● WORK TO COMPLETE:
Answer these questions using the article on access to mental health care below.
(a) How many adults took part in the survey?
(b) About what percent of mental health and substance use providers don't accept Medicaid reimbursement?
(c) What share of respondents who had a hard time getting mental health or substance abuse care also struggled to get care for physical ailments?

● SELECTED EXTRACT:
──────

Many of us know from experience: It's much harder to get an appointment for mental health or substance use care than for most physical illnesses.
A survey of 2,201 adults from the Blue Cross Blue Shield Foundation of Massachusetts confirms the experience with some stark numbers.
It found that more than half of Massachusetts adults who tried finding help for mental health or substance abuse problems said they had difficulty finding anyone who would see them. More than one-third gave up seeking help entirely, and about 1 in 8 went to the emergency room for treatment.
In an interview with WBUR's Bob Oakes on Morning Edition (click on the player at the top left of the story to listen), foundation President Audrey Shelto said these types of difficulties strike lower-income people the hardest. While many are on MassHealth, the state's version of Medicaid, about 45 percent of mental health/substance use providers don't accept Medicaid reimbursement, she said.
And about 10 percent of providers in the state don't take any insurance at all, she said.
"What they will accept is someone who can come in and write a check for the appointment," she said.
More of the survey's results show what happens when a person can't find help to treat their mental illness or substance abuse disorder: 54 percent of adults said they could not work or participate in their normal activities for some of the past 30 days. Nearly 40 percent went without mental health or substance use care or a prescription. And it's not just about mental health — nearly 60 percent of the respondents who had a hard time getting mental health or substance abuse care struggled to get care for physical ailments as well.

──────

Structured page parsing data

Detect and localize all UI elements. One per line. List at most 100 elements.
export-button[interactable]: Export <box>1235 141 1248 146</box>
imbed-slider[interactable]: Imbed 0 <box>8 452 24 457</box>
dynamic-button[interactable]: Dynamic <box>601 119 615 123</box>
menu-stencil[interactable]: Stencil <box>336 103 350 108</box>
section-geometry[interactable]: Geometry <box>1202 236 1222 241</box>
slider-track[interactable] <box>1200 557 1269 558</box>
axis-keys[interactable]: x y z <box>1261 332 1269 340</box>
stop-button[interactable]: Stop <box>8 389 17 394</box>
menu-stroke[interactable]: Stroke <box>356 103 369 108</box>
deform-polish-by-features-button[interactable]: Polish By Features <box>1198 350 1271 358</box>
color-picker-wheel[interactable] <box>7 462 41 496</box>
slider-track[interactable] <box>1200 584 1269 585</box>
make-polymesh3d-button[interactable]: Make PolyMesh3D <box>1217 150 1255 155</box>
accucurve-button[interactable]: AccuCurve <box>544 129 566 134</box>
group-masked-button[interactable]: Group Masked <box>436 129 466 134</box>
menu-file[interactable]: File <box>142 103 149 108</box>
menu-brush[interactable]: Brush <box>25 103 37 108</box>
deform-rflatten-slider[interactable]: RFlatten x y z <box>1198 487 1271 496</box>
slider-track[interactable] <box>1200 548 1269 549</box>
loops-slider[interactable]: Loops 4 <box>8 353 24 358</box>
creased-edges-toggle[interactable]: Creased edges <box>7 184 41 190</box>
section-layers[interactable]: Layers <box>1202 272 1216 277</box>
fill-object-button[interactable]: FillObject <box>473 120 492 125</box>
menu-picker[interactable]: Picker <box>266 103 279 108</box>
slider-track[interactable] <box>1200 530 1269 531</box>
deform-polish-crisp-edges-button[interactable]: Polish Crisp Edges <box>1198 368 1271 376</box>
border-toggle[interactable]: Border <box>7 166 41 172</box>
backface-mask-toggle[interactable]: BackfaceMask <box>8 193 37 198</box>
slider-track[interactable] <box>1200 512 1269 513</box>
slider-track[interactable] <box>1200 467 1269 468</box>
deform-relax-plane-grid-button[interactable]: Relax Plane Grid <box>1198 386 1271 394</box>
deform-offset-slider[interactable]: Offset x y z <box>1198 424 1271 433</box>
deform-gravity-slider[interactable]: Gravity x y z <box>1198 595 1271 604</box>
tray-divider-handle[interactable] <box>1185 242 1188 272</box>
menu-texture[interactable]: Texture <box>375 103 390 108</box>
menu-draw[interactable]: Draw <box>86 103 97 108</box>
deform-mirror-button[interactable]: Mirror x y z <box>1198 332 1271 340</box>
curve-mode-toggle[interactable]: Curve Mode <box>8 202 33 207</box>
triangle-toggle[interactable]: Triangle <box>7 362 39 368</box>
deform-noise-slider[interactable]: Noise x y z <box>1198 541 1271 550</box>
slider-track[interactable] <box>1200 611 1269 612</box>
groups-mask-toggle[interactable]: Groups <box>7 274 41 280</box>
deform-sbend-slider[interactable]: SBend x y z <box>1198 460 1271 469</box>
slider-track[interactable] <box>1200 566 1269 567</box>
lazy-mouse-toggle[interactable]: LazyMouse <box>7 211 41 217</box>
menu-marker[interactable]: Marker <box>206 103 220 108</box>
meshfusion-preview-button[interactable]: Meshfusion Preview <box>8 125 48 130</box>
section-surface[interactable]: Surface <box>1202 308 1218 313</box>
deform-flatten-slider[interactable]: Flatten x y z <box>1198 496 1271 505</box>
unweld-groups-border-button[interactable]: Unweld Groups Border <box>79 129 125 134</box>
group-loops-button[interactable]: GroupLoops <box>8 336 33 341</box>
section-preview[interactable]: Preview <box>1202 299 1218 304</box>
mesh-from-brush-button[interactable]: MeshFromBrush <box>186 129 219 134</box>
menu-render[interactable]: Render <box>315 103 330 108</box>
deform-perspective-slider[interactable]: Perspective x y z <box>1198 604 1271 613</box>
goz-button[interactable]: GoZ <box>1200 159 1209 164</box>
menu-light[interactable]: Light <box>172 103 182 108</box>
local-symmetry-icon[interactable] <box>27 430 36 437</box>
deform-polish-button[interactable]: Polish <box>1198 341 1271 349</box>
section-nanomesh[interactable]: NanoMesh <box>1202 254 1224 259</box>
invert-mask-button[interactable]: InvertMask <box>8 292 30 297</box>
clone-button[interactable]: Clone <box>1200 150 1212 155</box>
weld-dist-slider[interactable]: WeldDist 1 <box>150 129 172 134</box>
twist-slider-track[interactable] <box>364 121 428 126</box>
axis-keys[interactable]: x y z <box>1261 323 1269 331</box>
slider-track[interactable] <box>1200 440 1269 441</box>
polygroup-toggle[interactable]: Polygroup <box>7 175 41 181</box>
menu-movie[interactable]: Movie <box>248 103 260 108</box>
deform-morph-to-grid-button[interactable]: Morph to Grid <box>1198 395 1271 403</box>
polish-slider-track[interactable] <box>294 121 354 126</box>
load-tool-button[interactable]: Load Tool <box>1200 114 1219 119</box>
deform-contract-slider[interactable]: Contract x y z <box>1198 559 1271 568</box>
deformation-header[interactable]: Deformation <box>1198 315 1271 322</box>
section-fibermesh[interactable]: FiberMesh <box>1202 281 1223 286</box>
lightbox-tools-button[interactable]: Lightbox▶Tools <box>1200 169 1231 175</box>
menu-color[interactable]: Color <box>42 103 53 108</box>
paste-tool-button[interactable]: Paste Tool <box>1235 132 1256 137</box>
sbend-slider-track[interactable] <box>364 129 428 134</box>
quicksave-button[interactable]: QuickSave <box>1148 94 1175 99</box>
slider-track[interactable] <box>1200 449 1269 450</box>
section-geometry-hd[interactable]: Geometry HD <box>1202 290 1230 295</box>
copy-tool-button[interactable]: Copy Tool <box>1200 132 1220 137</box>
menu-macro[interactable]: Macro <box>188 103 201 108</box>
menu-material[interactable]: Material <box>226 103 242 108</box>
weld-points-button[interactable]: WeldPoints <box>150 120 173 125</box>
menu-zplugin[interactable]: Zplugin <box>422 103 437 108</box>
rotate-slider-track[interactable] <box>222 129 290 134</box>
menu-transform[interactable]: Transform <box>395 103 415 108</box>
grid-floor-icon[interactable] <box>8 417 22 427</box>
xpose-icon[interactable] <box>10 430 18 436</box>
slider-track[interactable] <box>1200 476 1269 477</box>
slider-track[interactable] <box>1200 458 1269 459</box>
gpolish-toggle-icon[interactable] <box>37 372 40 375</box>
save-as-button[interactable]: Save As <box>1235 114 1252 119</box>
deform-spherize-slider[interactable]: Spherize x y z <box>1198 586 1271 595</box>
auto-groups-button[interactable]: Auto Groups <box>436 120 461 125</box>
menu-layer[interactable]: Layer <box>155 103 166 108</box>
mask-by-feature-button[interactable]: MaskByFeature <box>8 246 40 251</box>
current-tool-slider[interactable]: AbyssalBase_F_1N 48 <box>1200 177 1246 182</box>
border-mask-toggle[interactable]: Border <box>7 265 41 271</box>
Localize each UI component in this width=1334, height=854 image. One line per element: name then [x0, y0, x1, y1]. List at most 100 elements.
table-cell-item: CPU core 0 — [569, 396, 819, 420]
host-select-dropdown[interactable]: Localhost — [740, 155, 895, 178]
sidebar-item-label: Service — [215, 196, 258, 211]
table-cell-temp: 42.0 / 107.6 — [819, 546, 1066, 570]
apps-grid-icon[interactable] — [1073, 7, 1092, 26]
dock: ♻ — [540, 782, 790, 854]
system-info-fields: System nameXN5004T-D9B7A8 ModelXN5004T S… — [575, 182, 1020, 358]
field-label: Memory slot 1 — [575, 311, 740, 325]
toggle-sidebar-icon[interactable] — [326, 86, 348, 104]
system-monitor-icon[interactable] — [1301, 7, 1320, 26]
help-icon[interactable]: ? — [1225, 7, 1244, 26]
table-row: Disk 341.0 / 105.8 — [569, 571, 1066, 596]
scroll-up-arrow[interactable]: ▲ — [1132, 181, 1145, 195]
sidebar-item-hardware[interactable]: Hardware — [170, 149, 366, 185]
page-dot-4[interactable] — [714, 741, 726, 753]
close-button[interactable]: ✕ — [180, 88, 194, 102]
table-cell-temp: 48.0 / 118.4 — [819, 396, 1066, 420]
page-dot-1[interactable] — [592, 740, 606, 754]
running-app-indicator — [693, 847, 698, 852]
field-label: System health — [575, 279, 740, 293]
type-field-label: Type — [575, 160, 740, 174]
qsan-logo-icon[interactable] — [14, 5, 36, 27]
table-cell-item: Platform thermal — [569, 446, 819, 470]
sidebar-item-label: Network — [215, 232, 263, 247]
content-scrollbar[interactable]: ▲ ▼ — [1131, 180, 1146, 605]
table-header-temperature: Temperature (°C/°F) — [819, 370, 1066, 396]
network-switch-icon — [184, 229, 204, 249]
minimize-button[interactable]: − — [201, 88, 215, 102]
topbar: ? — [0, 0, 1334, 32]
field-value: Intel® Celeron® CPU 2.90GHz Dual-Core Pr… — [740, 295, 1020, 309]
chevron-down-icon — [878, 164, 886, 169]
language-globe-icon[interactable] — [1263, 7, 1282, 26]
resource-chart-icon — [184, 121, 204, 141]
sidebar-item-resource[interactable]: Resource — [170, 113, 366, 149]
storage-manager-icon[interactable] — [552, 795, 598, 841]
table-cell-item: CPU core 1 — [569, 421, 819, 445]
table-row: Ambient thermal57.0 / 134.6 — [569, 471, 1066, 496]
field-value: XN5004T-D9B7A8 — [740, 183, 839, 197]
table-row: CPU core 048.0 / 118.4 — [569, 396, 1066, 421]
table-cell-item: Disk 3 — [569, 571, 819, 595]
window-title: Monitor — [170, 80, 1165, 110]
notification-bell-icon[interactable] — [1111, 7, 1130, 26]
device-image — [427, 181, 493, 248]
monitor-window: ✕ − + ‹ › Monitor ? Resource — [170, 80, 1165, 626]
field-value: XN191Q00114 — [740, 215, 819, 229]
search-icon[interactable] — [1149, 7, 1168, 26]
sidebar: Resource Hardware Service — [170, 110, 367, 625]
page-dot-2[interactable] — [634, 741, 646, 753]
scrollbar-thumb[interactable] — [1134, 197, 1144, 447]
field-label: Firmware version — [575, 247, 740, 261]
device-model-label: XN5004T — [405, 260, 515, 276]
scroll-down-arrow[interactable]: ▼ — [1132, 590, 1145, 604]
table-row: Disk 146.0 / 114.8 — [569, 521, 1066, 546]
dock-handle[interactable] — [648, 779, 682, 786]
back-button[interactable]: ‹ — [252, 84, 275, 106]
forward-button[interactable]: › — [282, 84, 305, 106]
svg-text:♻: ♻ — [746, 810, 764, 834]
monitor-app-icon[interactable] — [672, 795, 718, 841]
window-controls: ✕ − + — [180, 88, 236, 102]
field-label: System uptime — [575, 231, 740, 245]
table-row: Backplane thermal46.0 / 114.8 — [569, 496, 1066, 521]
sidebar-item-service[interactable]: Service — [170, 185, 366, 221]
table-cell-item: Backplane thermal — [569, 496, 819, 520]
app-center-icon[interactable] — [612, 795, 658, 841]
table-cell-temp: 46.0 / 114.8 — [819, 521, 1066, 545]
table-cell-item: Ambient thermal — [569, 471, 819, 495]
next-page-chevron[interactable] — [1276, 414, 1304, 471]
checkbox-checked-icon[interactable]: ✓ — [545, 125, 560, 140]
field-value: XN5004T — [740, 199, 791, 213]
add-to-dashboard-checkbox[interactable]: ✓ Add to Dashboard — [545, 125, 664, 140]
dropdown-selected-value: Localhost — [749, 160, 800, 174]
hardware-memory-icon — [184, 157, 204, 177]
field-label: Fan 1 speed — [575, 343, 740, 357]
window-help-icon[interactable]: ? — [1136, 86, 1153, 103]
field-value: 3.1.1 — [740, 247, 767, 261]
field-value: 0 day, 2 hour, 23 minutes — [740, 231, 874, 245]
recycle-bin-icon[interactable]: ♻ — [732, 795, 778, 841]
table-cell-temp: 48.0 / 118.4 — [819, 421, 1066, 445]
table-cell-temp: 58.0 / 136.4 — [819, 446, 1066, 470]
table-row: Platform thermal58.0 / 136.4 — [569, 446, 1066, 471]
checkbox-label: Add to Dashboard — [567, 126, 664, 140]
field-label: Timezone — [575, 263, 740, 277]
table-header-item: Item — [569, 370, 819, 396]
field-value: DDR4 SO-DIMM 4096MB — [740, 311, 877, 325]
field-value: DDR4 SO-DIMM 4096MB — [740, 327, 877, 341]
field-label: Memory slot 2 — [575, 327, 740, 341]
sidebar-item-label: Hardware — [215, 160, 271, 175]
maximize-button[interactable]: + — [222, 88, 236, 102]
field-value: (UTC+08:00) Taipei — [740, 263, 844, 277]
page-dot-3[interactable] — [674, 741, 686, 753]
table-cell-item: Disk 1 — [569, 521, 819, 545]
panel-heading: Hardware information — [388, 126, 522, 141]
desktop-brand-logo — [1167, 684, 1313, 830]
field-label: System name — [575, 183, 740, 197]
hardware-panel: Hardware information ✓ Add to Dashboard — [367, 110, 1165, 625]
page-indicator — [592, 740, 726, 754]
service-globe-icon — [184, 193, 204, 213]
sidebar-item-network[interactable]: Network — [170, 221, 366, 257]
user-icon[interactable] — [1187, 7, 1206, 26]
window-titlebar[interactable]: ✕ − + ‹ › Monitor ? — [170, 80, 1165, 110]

──────

● OUTPUT FOR THIS TASK:
(a) 2,201 adults
(b) About 45 percent
(c) Nearly 60 percent